== The problem ==
Copy every line in the records below that contains the word "value".

== Input for this task ==
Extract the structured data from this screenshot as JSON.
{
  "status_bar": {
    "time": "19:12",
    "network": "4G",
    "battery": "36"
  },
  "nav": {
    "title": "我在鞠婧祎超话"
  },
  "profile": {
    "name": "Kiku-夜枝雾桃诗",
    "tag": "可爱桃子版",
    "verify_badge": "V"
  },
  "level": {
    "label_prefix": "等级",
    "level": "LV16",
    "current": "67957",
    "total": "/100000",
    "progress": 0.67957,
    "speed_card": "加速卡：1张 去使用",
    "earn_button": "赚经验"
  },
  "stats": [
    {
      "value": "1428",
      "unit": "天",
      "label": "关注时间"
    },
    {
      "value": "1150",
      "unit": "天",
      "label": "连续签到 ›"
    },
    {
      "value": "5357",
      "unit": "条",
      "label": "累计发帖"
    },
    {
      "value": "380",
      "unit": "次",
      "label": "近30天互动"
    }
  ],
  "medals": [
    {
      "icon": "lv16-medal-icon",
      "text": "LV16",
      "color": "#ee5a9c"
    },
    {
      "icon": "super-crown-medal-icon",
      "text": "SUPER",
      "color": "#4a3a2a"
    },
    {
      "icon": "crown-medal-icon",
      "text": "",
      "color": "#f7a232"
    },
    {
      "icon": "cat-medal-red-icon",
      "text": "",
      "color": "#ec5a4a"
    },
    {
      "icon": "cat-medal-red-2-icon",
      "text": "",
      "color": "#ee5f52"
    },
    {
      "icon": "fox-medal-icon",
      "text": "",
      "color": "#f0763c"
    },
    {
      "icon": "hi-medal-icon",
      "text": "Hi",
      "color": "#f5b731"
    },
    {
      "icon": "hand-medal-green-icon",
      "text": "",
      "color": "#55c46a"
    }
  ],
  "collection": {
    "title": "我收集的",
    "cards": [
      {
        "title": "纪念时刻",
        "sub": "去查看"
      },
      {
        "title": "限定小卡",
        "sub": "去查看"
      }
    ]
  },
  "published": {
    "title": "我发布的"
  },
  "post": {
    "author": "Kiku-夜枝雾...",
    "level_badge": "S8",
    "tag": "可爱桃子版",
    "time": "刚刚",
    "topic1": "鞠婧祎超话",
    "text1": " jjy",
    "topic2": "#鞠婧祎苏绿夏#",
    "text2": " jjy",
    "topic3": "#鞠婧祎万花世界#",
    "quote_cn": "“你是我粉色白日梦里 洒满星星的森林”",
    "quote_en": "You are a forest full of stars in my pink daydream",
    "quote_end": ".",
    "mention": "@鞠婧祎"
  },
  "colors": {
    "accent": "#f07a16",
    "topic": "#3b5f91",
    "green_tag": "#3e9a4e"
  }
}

== Task output ==
      "value": "1428",
      "value": "1150",
      "value": "5357",
      "value": "380",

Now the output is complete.